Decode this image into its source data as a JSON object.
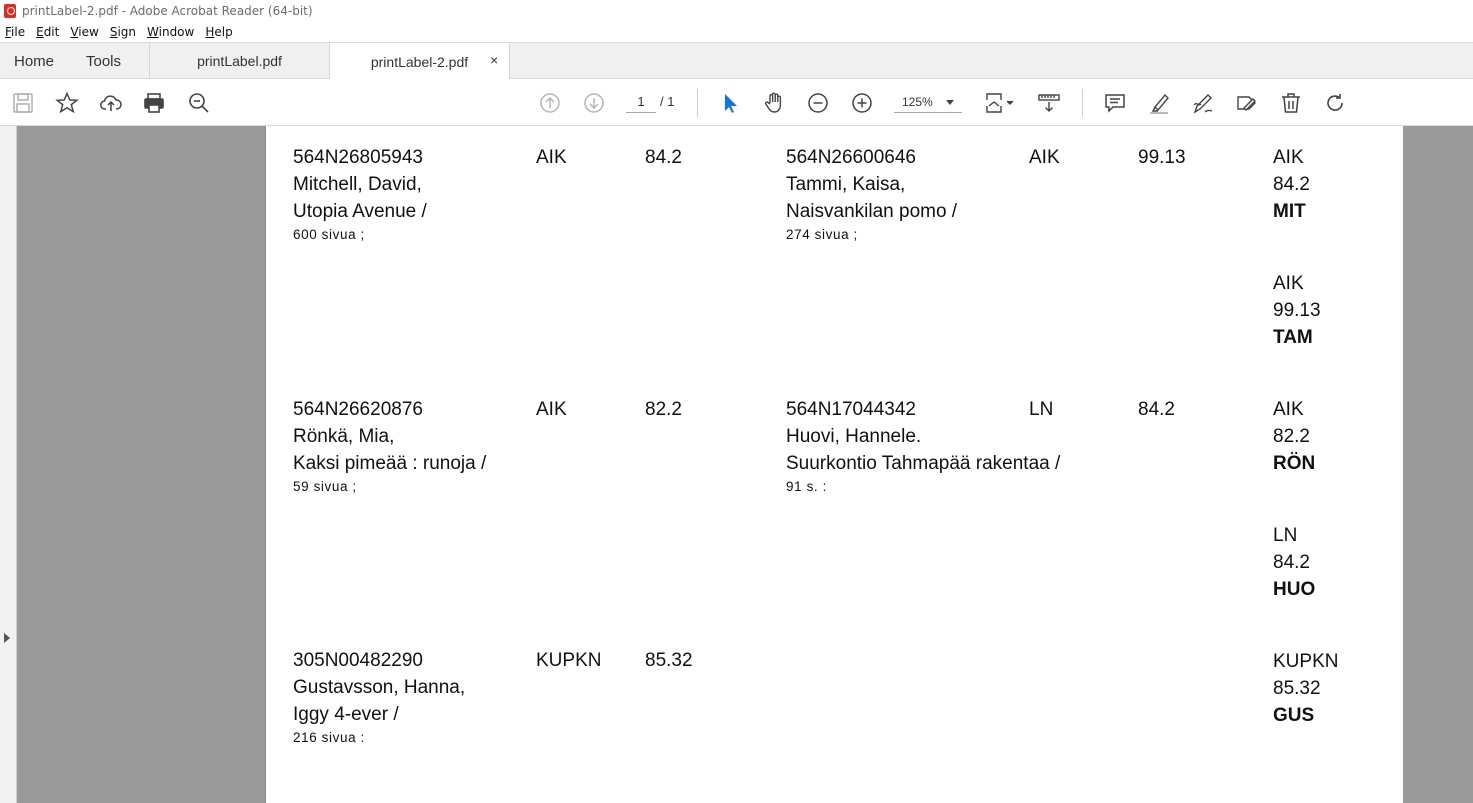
{
  "window": {
    "title": "printLabel-2.pdf - Adobe Acrobat Reader (64-bit)"
  },
  "menu": [
    "File",
    "Edit",
    "View",
    "Sign",
    "Window",
    "Help"
  ],
  "tabs": {
    "home": "Home",
    "tools": "Tools",
    "doc1": "printLabel.pdf",
    "doc2": "printLabel-2.pdf",
    "close": "×"
  },
  "toolbar": {
    "page_current": "1",
    "page_total": "/ 1",
    "zoom": "125%"
  },
  "icons": [
    "save-icon",
    "star-icon",
    "upload-icon",
    "print-icon",
    "zoom-search-icon",
    "page-up-icon",
    "page-down-icon",
    "select-cursor-icon",
    "hand-icon",
    "zoom-out-icon",
    "zoom-in-icon",
    "page-fit-icon",
    "scroll-mode-icon",
    "comment-icon",
    "highlight-icon",
    "draw-icon",
    "fill-sign-icon",
    "delete-icon",
    "rotate-icon"
  ],
  "colors": {
    "accent": "#1473e6",
    "tab_bg": "#f0f0f0",
    "workspace": "#9a9a9a"
  },
  "records": [
    {
      "id": "564N26805943",
      "author": "Mitchell, David,",
      "title": "Utopia Avenue /",
      "pages": "600 sivua ;",
      "loc": "AIK",
      "class": "84.2"
    },
    {
      "id": "564N26600646",
      "author": "Tammi, Kaisa,",
      "title": "Naisvankilan pomo /",
      "pages": "274 sivua ;",
      "loc": "AIK",
      "class": "99.13"
    },
    {
      "id": "564N26620876",
      "author": "Rönkä, Mia,",
      "title": "Kaksi pimeää : runoja /",
      "pages": "59 sivua ;",
      "loc": "AIK",
      "class": "82.2"
    },
    {
      "id": "564N17044342",
      "author": "Huovi, Hannele.",
      "title": "Suurkontio Tahmapää rakentaa /",
      "pages": "91 s. :",
      "loc": "LN",
      "class": "84.2"
    },
    {
      "id": "305N00482290",
      "author": "Gustavsson, Hanna,",
      "title": "Iggy 4-ever /",
      "pages": "216 sivua :",
      "loc": "KUPKN",
      "class": "85.32"
    }
  ],
  "labels": [
    {
      "loc": "AIK",
      "class": "84.2",
      "code": "MIT"
    },
    {
      "loc": "AIK",
      "class": "99.13",
      "code": "TAM"
    },
    {
      "loc": "AIK",
      "class": "82.2",
      "code": "RÖN"
    },
    {
      "loc": "LN",
      "class": "84.2",
      "code": "HUO"
    },
    {
      "loc": "KUPKN",
      "class": "85.32",
      "code": "GUS"
    }
  ]
}
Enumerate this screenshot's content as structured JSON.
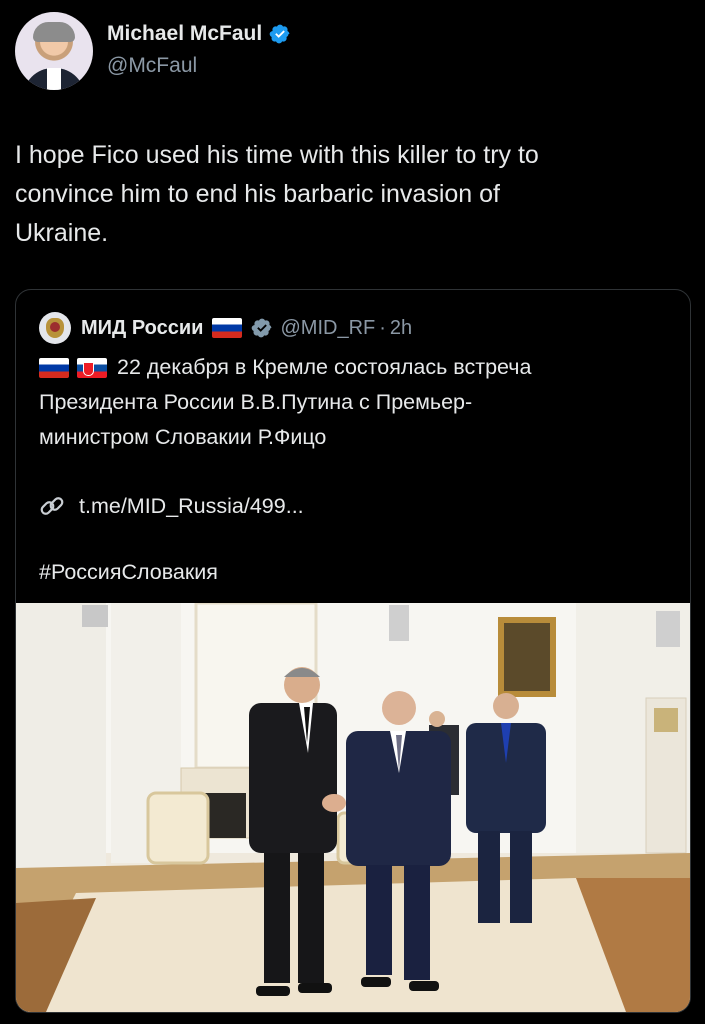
{
  "author": {
    "name": "Michael McFaul",
    "handle": "@McFaul"
  },
  "tweet": {
    "lines": [
      "I hope Fico used his time with this killer to try to",
      "convince him to end his barbaric invasion of",
      "Ukraine."
    ]
  },
  "quoted": {
    "name": "МИД России",
    "handle": "@MID_RF",
    "separator": "·",
    "time": "2h",
    "lines": [
      "22 декабря в Кремле состоялась встреча",
      "Президента России В.В.Путина с Премьер-",
      "министром Словакии Р.Фицо"
    ],
    "link": "t.me/MID_Russia/499...",
    "hashtag": "#РоссияСловакия"
  },
  "colors": {
    "background": "#000000",
    "text": "#e7e9ea",
    "secondary": "#8b98a5",
    "verified_blue": "#1d9bf0",
    "verified_gray": "#829aab",
    "border": "#2f3336"
  },
  "icons": [
    "verified-badge-icon",
    "russia-flag-icon",
    "slovakia-flag-icon",
    "link-icon"
  ]
}
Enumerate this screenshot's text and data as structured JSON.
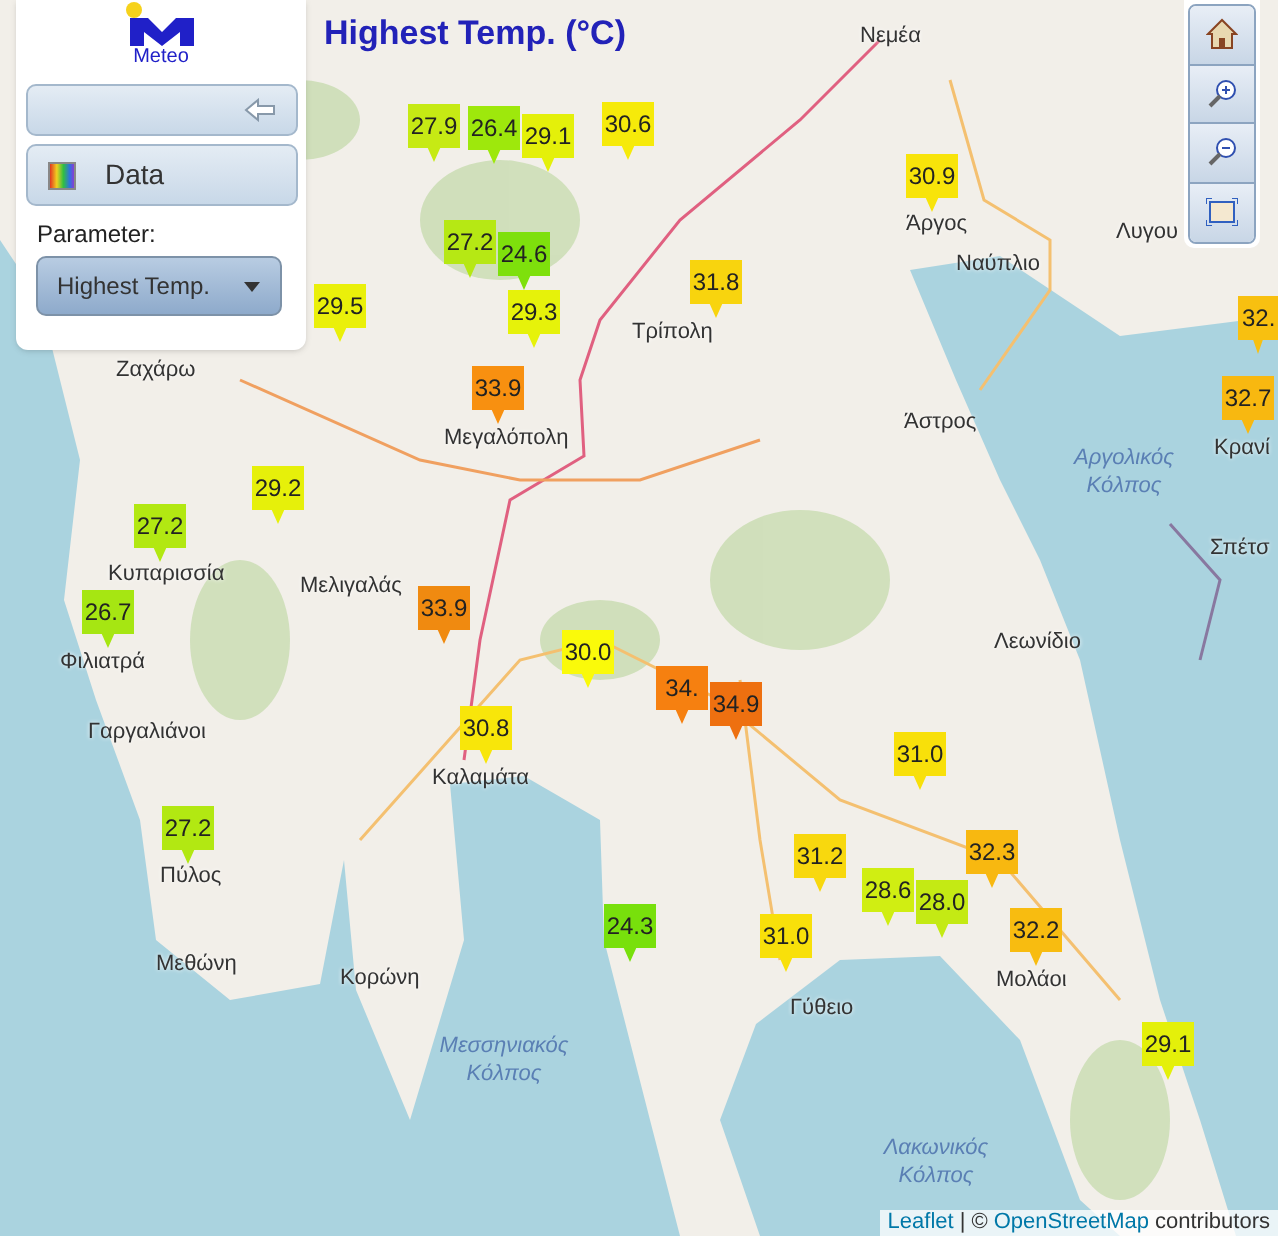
{
  "title": "Highest Temp. (°C)",
  "panel": {
    "logo_text": "Meteo",
    "data_button": "Data",
    "parameter_label": "Parameter:",
    "parameter_select": "Highest Temp."
  },
  "places": [
    {
      "name": "Νεμέα",
      "kind": "town"
    },
    {
      "name": "Άργος",
      "kind": "town"
    },
    {
      "name": "Ναύπλιο",
      "kind": "town"
    },
    {
      "name": "Λυγου",
      "kind": "town"
    },
    {
      "name": "Τρίπολη",
      "kind": "town"
    },
    {
      "name": "Άστρος",
      "kind": "town"
    },
    {
      "name": "Αργολικός Κόλπος",
      "kind": "sea"
    },
    {
      "name": "Κρανί",
      "kind": "town"
    },
    {
      "name": "Σπέτσ",
      "kind": "town"
    },
    {
      "name": "Ζαχάρω",
      "kind": "town"
    },
    {
      "name": "Μεγαλόπολη",
      "kind": "town"
    },
    {
      "name": "Κυπαρισσία",
      "kind": "town"
    },
    {
      "name": "Φιλιατρά",
      "kind": "town"
    },
    {
      "name": "Μελιγαλάς",
      "kind": "town"
    },
    {
      "name": "Γαργαλιάνοι",
      "kind": "town"
    },
    {
      "name": "Καλαμάτα",
      "kind": "town"
    },
    {
      "name": "Λεωνίδιο",
      "kind": "town"
    },
    {
      "name": "Πύλος",
      "kind": "town"
    },
    {
      "name": "Μεθώνη",
      "kind": "town"
    },
    {
      "name": "Κορώνη",
      "kind": "town"
    },
    {
      "name": "Μεσσηνιακός Κόλπος",
      "kind": "sea"
    },
    {
      "name": "Μολάοι",
      "kind": "town"
    },
    {
      "name": "Γύθειο",
      "kind": "town"
    },
    {
      "name": "Λακωνικός Κόλπος",
      "kind": "sea"
    }
  ],
  "markers": [
    {
      "value": "27.9",
      "color": "#c6ea14"
    },
    {
      "value": "26.4",
      "color": "#9ee80c"
    },
    {
      "value": "29.1",
      "color": "#e4f00a"
    },
    {
      "value": "30.6",
      "color": "#f6ea0a"
    },
    {
      "value": "30.9",
      "color": "#f8e40a"
    },
    {
      "value": "27.2",
      "color": "#b6e814"
    },
    {
      "value": "24.6",
      "color": "#7ee00c"
    },
    {
      "value": "29.5",
      "color": "#eaf00a"
    },
    {
      "value": "29.3",
      "color": "#e6f20a"
    },
    {
      "value": "31.8",
      "color": "#f8d40e"
    },
    {
      "value": "33.9",
      "color": "#f89010"
    },
    {
      "value": "32.",
      "color": "#f8c010"
    },
    {
      "value": "32.7",
      "color": "#f8b810"
    },
    {
      "value": "29.2",
      "color": "#e6f00a"
    },
    {
      "value": "27.2",
      "color": "#b2e812"
    },
    {
      "value": "26.7",
      "color": "#a6e612"
    },
    {
      "value": "33.9",
      "color": "#f08a10"
    },
    {
      "value": "30.0",
      "color": "#fafa0a"
    },
    {
      "value": "30.8",
      "color": "#f8e60a"
    },
    {
      "value": "34.",
      "color": "#f68010"
    },
    {
      "value": "34.9",
      "color": "#ee7010"
    },
    {
      "value": "31.0",
      "color": "#f8e00a"
    },
    {
      "value": "31.2",
      "color": "#f8d80e"
    },
    {
      "value": "32.3",
      "color": "#f8b810"
    },
    {
      "value": "28.6",
      "color": "#d0ee12"
    },
    {
      "value": "28.0",
      "color": "#c4ea14"
    },
    {
      "value": "24.3",
      "color": "#78e00c"
    },
    {
      "value": "31.0",
      "color": "#f8e00a"
    },
    {
      "value": "32.2",
      "color": "#f8bc10"
    },
    {
      "value": "27.2",
      "color": "#b2e812"
    },
    {
      "value": "29.1",
      "color": "#e4f00a"
    }
  ],
  "attribution": [
    {
      "text": "Leaflet",
      "kind": "link"
    },
    {
      "text": "| ©",
      "kind": "text"
    },
    {
      "text": "OpenStreetMap",
      "kind": "link"
    },
    {
      "text": "contributors",
      "kind": "text"
    }
  ]
}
..............................
Locate the lines above that contain "class" and copy them.

      "class": "84.2"
      "class": "99.13"
      "class": "82.2"
      "class": "84.2"
      "class": "85.32"
      "class": "84.2",
      "class": "99.13",
      "class": "82.2",
      "class": "84.2",
      "class": "85.32",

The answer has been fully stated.